(Records from a collection)
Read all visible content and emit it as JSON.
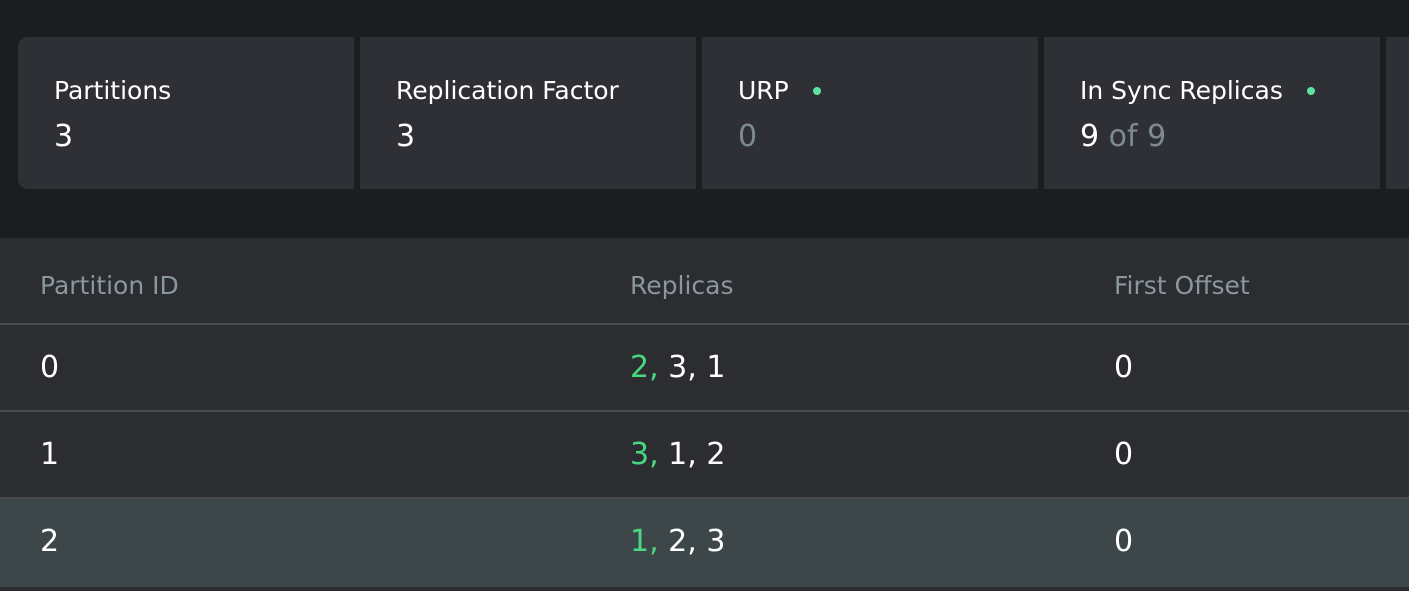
{
  "metrics": [
    {
      "label": "Partitions",
      "value": "3"
    },
    {
      "label": "Replication Factor",
      "value": "3"
    },
    {
      "label": "URP",
      "value": "0",
      "status_color": "#5be3a1"
    },
    {
      "label": "In Sync Replicas",
      "value": "9",
      "of_text": "of 9",
      "status_color": "#5be3a1"
    }
  ],
  "table": {
    "headers": [
      "Partition ID",
      "Replicas",
      "First Offset"
    ],
    "rows": [
      {
        "partition_id": "0",
        "leader": "2,",
        "replicas_rest": "3, 1",
        "first_offset": "0"
      },
      {
        "partition_id": "1",
        "leader": "3,",
        "replicas_rest": "1, 2",
        "first_offset": "0"
      },
      {
        "partition_id": "2",
        "leader": "1,",
        "replicas_rest": "2, 3",
        "first_offset": "0"
      }
    ]
  },
  "colors": {
    "leader": "#49d882",
    "status_ok": "#5be3a1"
  }
}
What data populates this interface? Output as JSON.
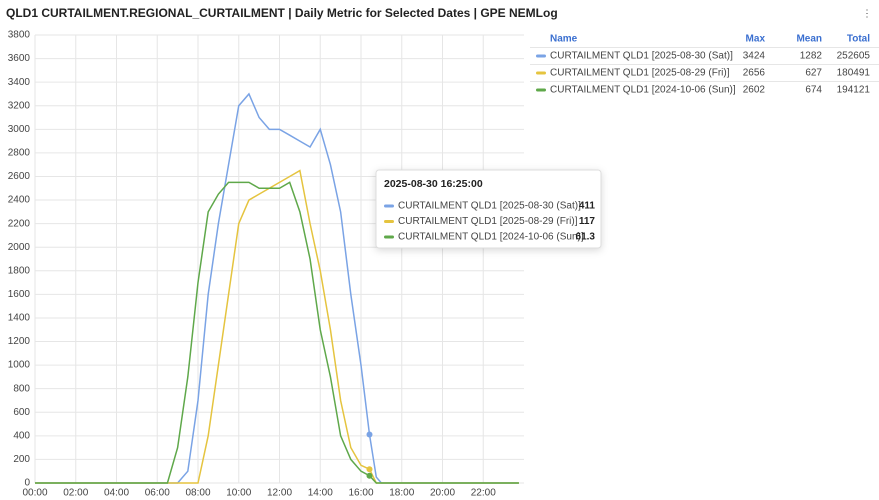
{
  "chart_data": {
    "type": "line",
    "title": "QLD1 CURTAILMENT.REGIONAL_CURTAILMENT | Daily Metric for Selected Dates | GPE NEMLog",
    "x": [
      0,
      6.5,
      7,
      7.5,
      8,
      8.5,
      9,
      9.5,
      10,
      10.5,
      11,
      11.5,
      12,
      12.5,
      13,
      13.5,
      14,
      14.5,
      15,
      15.5,
      16,
      16.4167,
      16.75,
      17,
      23.75
    ],
    "xlim": [
      0,
      24
    ],
    "xticks": [
      {
        "value": 0,
        "label": "00:00"
      },
      {
        "value": 2,
        "label": "02:00"
      },
      {
        "value": 4,
        "label": "04:00"
      },
      {
        "value": 6,
        "label": "06:00"
      },
      {
        "value": 8,
        "label": "08:00"
      },
      {
        "value": 10,
        "label": "10:00"
      },
      {
        "value": 12,
        "label": "12:00"
      },
      {
        "value": 14,
        "label": "14:00"
      },
      {
        "value": 16,
        "label": "16:00"
      },
      {
        "value": 18,
        "label": "18:00"
      },
      {
        "value": 20,
        "label": "20:00"
      },
      {
        "value": 22,
        "label": "22:00"
      }
    ],
    "ylim": [
      0,
      3800
    ],
    "yticks": [
      0,
      200,
      400,
      600,
      800,
      1000,
      1200,
      1400,
      1600,
      1800,
      2000,
      2200,
      2400,
      2600,
      2800,
      3000,
      3200,
      3400,
      3600,
      3800
    ],
    "grid": true,
    "legend_columns": [
      "Name",
      "Max",
      "Mean",
      "Total"
    ],
    "series": [
      {
        "name": "CURTAILMENT QLD1 [2025-08-30 (Sat)]",
        "color": "#7aa3e5",
        "max": 3424,
        "mean": 1282,
        "total": 252605,
        "values": [
          0,
          0,
          0,
          100,
          700,
          1600,
          2200,
          2700,
          3200,
          3300,
          3100,
          3000,
          3000,
          2950,
          2900,
          2850,
          3000,
          2700,
          2300,
          1600,
          1000,
          411,
          50,
          0,
          0
        ]
      },
      {
        "name": "CURTAILMENT QLD1 [2025-08-29 (Fri)]",
        "color": "#e5c43f",
        "max": 2656,
        "mean": 627,
        "total": 180491,
        "values": [
          0,
          0,
          0,
          0,
          0,
          400,
          1000,
          1600,
          2200,
          2400,
          2450,
          2500,
          2550,
          2600,
          2650,
          2200,
          1800,
          1300,
          700,
          300,
          150,
          117,
          0,
          0,
          0
        ]
      },
      {
        "name": "CURTAILMENT QLD1 [2024-10-06 (Sun)]",
        "color": "#5fa84a",
        "max": 2602,
        "mean": 674,
        "total": 194121,
        "values": [
          0,
          0,
          300,
          900,
          1700,
          2300,
          2450,
          2550,
          2550,
          2550,
          2500,
          2500,
          2500,
          2550,
          2300,
          1900,
          1300,
          900,
          400,
          200,
          100,
          61.3,
          0,
          0,
          0
        ]
      }
    ],
    "tooltip_index": 21,
    "tooltip_time": "2025-08-30 16:25:00"
  }
}
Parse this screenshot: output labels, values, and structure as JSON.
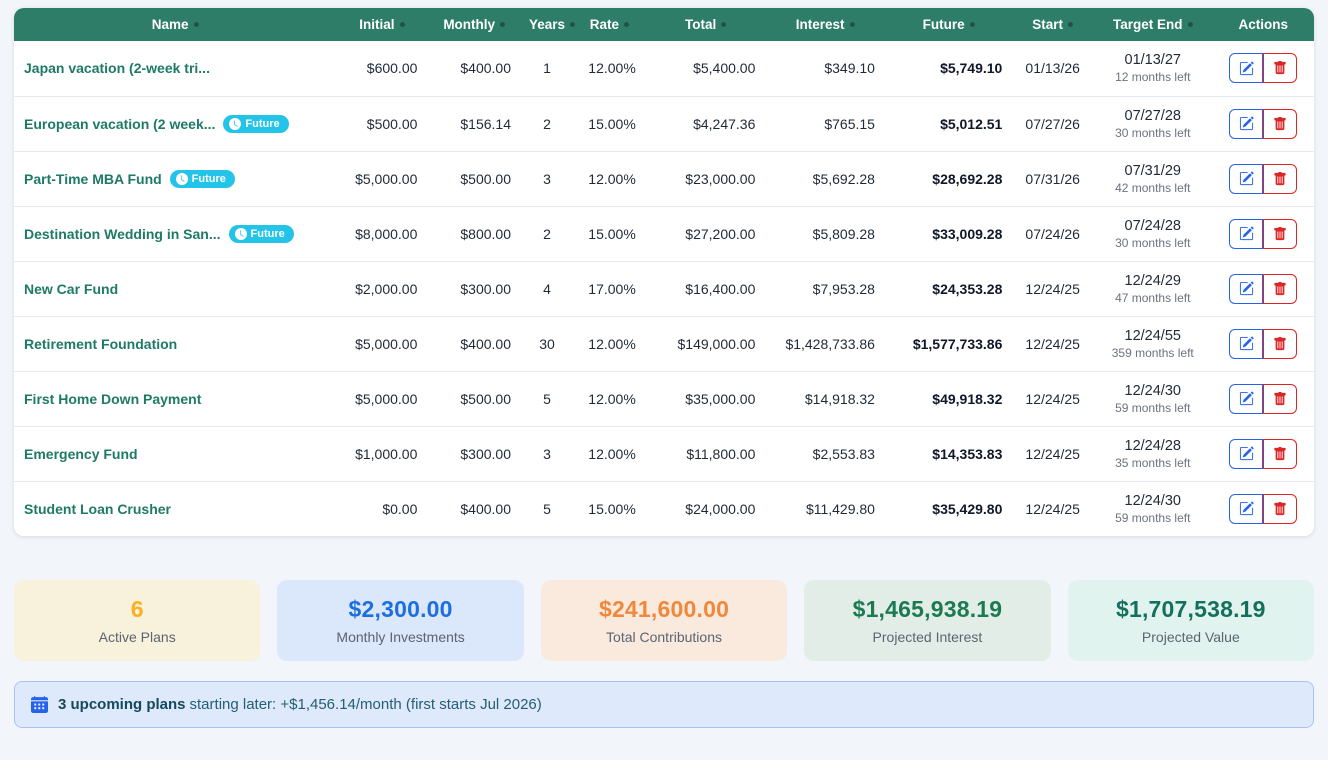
{
  "table": {
    "columns": [
      {
        "id": "name",
        "label": "Name",
        "info_dot": true
      },
      {
        "id": "initial",
        "label": "Initial",
        "info_dot": true
      },
      {
        "id": "monthly",
        "label": "Monthly",
        "info_dot": true
      },
      {
        "id": "years",
        "label": "Years",
        "info_dot": true
      },
      {
        "id": "rate",
        "label": "Rate",
        "info_dot": true
      },
      {
        "id": "total",
        "label": "Total",
        "info_dot": true
      },
      {
        "id": "interest",
        "label": "Interest",
        "info_dot": true
      },
      {
        "id": "future",
        "label": "Future",
        "info_dot": true
      },
      {
        "id": "start",
        "label": "Start",
        "info_dot": true
      },
      {
        "id": "target_end",
        "label": "Target End",
        "info_dot": true
      },
      {
        "id": "actions",
        "label": "Actions",
        "info_dot": false
      }
    ],
    "rows": [
      {
        "name": "Japan vacation (2-week tri...",
        "badge": null,
        "initial": "$600.00",
        "monthly": "$400.00",
        "years": "1",
        "rate": "12.00%",
        "total": "$5,400.00",
        "interest": "$349.10",
        "future": "$5,749.10",
        "start": "01/13/26",
        "target_end": "01/13/27",
        "months_left": "12 months left"
      },
      {
        "name": "European vacation (2 week...",
        "badge": "Future",
        "initial": "$500.00",
        "monthly": "$156.14",
        "years": "2",
        "rate": "15.00%",
        "total": "$4,247.36",
        "interest": "$765.15",
        "future": "$5,012.51",
        "start": "07/27/26",
        "target_end": "07/27/28",
        "months_left": "30 months left"
      },
      {
        "name": "Part-Time MBA Fund",
        "badge": "Future",
        "initial": "$5,000.00",
        "monthly": "$500.00",
        "years": "3",
        "rate": "12.00%",
        "total": "$23,000.00",
        "interest": "$5,692.28",
        "future": "$28,692.28",
        "start": "07/31/26",
        "target_end": "07/31/29",
        "months_left": "42 months left"
      },
      {
        "name": "Destination Wedding in San...",
        "badge": "Future",
        "initial": "$8,000.00",
        "monthly": "$800.00",
        "years": "2",
        "rate": "15.00%",
        "total": "$27,200.00",
        "interest": "$5,809.28",
        "future": "$33,009.28",
        "start": "07/24/26",
        "target_end": "07/24/28",
        "months_left": "30 months left"
      },
      {
        "name": "New Car Fund",
        "badge": null,
        "initial": "$2,000.00",
        "monthly": "$300.00",
        "years": "4",
        "rate": "17.00%",
        "total": "$16,400.00",
        "interest": "$7,953.28",
        "future": "$24,353.28",
        "start": "12/24/25",
        "target_end": "12/24/29",
        "months_left": "47 months left"
      },
      {
        "name": "Retirement Foundation",
        "badge": null,
        "initial": "$5,000.00",
        "monthly": "$400.00",
        "years": "30",
        "rate": "12.00%",
        "total": "$149,000.00",
        "interest": "$1,428,733.86",
        "future": "$1,577,733.86",
        "start": "12/24/25",
        "target_end": "12/24/55",
        "months_left": "359 months left"
      },
      {
        "name": "First Home Down Payment",
        "badge": null,
        "initial": "$5,000.00",
        "monthly": "$500.00",
        "years": "5",
        "rate": "12.00%",
        "total": "$35,000.00",
        "interest": "$14,918.32",
        "future": "$49,918.32",
        "start": "12/24/25",
        "target_end": "12/24/30",
        "months_left": "59 months left"
      },
      {
        "name": "Emergency Fund",
        "badge": null,
        "initial": "$1,000.00",
        "monthly": "$300.00",
        "years": "3",
        "rate": "12.00%",
        "total": "$11,800.00",
        "interest": "$2,553.83",
        "future": "$14,353.83",
        "start": "12/24/25",
        "target_end": "12/24/28",
        "months_left": "35 months left"
      },
      {
        "name": "Student Loan Crusher",
        "badge": null,
        "initial": "$0.00",
        "monthly": "$400.00",
        "years": "5",
        "rate": "15.00%",
        "total": "$24,000.00",
        "interest": "$11,429.80",
        "future": "$35,429.80",
        "start": "12/24/25",
        "target_end": "12/24/30",
        "months_left": "59 months left"
      }
    ],
    "actions": {
      "edit_label": "Edit",
      "delete_label": "Delete"
    }
  },
  "summary_cards": [
    {
      "slug": "active-plans",
      "value": "6",
      "label": "Active Plans",
      "value_color": "#FBB021",
      "bg": "#F8F1DB"
    },
    {
      "slug": "monthly-investments",
      "value": "$2,300.00",
      "label": "Monthly Investments",
      "value_color": "#1D6FE0",
      "bg": "#DBE7FA"
    },
    {
      "slug": "total-contributions",
      "value": "$241,600.00",
      "label": "Total Contributions",
      "value_color": "#F0883B",
      "bg": "#FAEADE"
    },
    {
      "slug": "projected-interest",
      "value": "$1,465,938.19",
      "label": "Projected Interest",
      "value_color": "#1B7A50",
      "bg": "#E3EDE8"
    },
    {
      "slug": "projected-value",
      "value": "$1,707,538.19",
      "label": "Projected Value",
      "value_color": "#14705C",
      "bg": "#E1F3EF"
    }
  ],
  "banner": {
    "bold": "3 upcoming plans",
    "rest": "starting later: +$1,456.14/month (first starts Jul 2026)"
  },
  "icons": {
    "badge_icon": "clock-icon",
    "edit_icon": "pencil-square-icon",
    "delete_icon": "trash-icon",
    "banner_icon": "calendar-icon",
    "header_marker": "info-dot"
  },
  "colors": {
    "header_bg": "#2E7D68",
    "plan_name": "#1E7A66",
    "badge_bg": "#24C4E9",
    "edit_blue": "#2563EB",
    "delete_red": "#DC2626",
    "banner_bg": "#DEE9FC",
    "banner_border": "#AAC4ED",
    "page_bg": "#F2F5F9"
  }
}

> WHAT YOU SHOULD DO
Gather all lines from the records above in which "JSON" appears.

> RIGHT ANSWER
Read all visible content and emit it as JSON.
What data populates this interface? Output as JSON.
Parse this screenshot: output labels, values, and structure as JSON.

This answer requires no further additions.